[Dataset rows]
------------------------------

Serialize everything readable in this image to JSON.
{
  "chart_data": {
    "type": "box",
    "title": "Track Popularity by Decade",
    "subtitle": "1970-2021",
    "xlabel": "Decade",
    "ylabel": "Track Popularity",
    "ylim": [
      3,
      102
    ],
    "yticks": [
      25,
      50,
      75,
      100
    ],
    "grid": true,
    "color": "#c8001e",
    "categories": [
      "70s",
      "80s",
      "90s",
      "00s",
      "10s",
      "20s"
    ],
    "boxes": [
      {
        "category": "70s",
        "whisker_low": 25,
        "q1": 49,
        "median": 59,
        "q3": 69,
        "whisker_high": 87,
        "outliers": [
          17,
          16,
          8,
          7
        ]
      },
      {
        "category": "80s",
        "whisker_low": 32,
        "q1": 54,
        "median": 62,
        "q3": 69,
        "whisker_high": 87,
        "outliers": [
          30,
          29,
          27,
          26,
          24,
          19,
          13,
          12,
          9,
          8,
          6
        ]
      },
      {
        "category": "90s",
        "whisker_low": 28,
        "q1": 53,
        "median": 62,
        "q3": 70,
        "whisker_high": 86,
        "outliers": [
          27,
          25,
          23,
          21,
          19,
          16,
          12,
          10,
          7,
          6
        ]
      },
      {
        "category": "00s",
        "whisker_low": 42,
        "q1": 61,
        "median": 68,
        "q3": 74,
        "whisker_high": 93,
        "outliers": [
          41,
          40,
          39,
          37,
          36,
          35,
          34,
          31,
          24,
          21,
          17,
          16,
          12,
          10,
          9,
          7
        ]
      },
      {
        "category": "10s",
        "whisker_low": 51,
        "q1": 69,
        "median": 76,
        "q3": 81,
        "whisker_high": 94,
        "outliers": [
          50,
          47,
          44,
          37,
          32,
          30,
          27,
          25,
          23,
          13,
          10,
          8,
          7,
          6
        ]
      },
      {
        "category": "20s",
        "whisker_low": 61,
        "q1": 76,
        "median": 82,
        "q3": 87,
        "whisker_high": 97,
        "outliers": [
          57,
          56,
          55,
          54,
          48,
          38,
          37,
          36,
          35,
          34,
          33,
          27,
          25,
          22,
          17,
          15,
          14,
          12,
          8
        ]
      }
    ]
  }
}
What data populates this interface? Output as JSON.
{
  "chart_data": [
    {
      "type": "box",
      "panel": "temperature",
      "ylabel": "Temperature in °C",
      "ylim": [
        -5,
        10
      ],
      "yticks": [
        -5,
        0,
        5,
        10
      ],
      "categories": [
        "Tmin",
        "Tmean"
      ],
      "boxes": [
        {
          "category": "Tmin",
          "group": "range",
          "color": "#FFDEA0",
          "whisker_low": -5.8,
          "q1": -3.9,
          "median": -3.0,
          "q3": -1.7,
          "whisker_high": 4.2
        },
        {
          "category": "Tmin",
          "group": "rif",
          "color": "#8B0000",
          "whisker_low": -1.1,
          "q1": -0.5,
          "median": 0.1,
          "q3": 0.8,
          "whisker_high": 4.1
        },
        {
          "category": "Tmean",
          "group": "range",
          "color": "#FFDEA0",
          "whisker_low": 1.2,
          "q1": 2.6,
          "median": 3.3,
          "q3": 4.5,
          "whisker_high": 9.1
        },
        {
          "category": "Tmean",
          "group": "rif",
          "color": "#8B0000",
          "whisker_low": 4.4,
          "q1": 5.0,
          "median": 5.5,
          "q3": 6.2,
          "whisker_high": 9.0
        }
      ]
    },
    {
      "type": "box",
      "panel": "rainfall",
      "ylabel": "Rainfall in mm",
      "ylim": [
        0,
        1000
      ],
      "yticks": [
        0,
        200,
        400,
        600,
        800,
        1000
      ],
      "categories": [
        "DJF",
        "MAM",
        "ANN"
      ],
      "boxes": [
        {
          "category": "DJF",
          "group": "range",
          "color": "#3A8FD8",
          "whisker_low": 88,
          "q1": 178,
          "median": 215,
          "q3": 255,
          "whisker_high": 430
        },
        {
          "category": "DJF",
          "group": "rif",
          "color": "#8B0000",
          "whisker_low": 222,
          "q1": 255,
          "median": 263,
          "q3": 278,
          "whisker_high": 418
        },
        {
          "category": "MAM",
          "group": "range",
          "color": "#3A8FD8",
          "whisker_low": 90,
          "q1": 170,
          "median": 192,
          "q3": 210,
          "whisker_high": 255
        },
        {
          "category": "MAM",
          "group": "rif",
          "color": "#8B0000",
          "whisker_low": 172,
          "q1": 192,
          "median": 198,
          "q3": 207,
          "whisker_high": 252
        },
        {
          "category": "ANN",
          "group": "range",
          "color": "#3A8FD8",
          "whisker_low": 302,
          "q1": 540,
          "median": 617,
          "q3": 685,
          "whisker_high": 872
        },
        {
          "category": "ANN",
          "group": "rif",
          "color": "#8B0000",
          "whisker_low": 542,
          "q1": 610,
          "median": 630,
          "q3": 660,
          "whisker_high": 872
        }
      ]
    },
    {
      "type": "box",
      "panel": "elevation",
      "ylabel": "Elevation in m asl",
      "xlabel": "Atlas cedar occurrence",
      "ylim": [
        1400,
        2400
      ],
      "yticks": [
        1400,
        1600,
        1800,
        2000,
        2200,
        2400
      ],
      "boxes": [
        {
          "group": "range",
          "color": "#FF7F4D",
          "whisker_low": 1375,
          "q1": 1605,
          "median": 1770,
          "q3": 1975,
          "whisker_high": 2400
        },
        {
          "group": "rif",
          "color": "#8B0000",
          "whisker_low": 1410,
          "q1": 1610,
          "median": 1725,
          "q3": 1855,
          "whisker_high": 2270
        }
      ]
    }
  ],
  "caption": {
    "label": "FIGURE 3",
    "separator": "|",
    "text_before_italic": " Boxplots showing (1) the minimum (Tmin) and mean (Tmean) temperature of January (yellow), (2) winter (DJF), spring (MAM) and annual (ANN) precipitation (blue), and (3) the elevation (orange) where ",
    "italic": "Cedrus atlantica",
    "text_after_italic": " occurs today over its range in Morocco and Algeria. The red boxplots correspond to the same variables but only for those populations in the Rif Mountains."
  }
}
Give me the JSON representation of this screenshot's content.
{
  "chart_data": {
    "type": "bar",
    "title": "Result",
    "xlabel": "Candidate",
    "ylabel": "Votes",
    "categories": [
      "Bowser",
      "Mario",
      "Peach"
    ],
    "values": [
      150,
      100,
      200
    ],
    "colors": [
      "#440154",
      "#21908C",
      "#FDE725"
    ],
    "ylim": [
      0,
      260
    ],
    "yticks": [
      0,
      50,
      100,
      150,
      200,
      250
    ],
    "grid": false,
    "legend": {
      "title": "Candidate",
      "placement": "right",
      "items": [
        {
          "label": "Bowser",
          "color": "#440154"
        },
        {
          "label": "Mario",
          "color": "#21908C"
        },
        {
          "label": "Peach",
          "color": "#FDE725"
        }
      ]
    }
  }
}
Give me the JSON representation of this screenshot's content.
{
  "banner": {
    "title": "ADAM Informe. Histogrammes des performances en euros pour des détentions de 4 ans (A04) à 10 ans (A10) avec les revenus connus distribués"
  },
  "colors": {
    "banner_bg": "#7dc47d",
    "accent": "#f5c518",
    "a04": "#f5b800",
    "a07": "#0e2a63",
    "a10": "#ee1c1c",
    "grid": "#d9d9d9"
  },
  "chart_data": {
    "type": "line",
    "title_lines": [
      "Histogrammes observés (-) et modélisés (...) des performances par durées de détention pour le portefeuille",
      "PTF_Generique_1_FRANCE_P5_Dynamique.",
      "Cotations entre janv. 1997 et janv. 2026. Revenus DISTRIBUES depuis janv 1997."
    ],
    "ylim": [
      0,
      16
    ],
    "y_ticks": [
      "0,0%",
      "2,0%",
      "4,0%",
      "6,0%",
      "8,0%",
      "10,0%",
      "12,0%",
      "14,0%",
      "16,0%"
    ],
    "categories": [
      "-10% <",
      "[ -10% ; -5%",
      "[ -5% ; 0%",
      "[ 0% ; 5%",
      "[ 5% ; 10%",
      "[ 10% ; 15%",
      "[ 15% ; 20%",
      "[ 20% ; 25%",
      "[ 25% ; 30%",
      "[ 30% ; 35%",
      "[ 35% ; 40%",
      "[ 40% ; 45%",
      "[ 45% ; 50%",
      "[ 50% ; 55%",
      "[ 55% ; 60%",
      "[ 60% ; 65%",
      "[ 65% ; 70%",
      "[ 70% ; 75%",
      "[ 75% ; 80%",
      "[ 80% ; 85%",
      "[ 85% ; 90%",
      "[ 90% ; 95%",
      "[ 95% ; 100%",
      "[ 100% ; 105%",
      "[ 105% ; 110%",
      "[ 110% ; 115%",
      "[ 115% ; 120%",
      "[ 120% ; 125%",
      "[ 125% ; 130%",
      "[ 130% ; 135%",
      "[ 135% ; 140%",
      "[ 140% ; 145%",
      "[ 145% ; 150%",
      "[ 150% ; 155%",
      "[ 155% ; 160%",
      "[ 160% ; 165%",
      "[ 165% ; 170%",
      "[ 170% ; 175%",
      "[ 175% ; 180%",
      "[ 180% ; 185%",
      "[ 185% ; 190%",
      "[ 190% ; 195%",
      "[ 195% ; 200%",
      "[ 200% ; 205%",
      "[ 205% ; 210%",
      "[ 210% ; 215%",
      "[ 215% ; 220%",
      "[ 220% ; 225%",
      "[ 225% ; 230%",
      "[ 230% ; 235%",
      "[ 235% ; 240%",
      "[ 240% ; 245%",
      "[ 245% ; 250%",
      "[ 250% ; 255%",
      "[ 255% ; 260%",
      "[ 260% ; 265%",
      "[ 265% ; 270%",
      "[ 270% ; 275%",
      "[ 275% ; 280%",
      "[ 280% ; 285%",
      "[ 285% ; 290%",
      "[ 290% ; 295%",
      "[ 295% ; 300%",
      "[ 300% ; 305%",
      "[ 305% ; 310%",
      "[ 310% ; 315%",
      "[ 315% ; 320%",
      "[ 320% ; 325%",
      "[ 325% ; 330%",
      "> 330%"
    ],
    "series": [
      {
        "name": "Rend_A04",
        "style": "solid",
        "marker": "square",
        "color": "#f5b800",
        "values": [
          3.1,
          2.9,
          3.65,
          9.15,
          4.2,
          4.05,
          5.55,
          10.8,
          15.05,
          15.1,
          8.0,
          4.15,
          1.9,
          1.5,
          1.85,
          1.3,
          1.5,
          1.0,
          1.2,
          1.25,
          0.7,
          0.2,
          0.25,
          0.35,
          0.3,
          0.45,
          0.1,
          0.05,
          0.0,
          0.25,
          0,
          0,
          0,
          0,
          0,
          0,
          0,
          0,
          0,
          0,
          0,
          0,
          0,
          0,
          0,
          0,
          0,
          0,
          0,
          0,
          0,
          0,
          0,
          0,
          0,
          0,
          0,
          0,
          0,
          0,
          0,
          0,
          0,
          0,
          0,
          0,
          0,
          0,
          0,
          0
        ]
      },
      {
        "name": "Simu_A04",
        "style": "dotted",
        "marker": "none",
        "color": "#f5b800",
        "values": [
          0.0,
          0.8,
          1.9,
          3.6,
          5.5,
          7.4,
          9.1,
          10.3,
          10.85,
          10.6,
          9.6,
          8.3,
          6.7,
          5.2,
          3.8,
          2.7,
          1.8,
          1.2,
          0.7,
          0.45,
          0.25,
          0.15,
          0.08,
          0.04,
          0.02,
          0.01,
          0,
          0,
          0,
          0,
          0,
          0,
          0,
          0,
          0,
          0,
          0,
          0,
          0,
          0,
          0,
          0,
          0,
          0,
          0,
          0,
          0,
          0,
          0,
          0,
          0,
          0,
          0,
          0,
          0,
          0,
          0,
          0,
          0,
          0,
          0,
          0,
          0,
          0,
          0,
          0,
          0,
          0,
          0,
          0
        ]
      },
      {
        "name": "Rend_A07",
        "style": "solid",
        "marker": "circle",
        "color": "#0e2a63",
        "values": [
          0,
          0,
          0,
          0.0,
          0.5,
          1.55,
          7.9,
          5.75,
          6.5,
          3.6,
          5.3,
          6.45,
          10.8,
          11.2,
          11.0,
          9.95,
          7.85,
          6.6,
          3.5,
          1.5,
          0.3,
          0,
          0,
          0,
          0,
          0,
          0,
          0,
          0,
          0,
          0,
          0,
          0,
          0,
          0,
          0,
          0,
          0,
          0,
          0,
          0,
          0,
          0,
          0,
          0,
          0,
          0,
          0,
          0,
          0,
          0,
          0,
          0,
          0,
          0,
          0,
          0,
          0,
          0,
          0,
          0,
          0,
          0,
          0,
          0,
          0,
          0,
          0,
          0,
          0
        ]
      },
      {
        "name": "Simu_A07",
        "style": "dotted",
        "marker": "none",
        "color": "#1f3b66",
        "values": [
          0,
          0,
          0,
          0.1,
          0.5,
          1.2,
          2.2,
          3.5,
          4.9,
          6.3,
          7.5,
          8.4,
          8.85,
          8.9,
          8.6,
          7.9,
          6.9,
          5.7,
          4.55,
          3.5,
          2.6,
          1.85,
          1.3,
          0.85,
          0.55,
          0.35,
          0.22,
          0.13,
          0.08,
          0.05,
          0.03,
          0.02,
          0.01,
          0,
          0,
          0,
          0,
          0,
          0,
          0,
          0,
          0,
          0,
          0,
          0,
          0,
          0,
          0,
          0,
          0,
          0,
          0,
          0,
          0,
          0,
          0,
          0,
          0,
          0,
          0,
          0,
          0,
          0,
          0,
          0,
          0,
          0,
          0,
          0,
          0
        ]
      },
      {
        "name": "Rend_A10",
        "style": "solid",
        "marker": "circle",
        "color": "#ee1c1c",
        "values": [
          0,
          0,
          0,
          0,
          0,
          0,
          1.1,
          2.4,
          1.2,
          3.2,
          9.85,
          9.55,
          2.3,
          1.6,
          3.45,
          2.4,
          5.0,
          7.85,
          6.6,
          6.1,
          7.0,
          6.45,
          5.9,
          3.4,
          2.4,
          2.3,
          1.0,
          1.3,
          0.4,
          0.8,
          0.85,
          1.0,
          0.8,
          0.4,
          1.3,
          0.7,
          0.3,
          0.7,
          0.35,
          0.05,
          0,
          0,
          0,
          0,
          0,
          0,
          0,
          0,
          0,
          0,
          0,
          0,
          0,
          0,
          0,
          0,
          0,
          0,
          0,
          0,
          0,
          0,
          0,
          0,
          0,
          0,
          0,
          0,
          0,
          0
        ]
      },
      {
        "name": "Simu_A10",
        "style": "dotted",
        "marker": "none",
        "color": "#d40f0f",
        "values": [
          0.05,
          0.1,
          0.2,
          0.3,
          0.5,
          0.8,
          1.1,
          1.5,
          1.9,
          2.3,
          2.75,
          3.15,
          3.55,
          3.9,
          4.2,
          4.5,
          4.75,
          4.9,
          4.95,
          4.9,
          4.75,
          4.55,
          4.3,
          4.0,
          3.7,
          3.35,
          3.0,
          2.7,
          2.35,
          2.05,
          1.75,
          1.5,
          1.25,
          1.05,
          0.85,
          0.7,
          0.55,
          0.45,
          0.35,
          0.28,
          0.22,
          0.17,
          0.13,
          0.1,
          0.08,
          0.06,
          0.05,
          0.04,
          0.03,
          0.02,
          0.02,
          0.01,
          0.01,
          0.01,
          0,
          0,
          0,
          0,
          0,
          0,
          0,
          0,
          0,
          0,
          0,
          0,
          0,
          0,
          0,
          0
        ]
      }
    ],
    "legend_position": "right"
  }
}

------------------------------

Copy all lines from the material that contain "panel".

      "panel": "temperature",
      "panel": "rainfall",
      "panel": "elevation",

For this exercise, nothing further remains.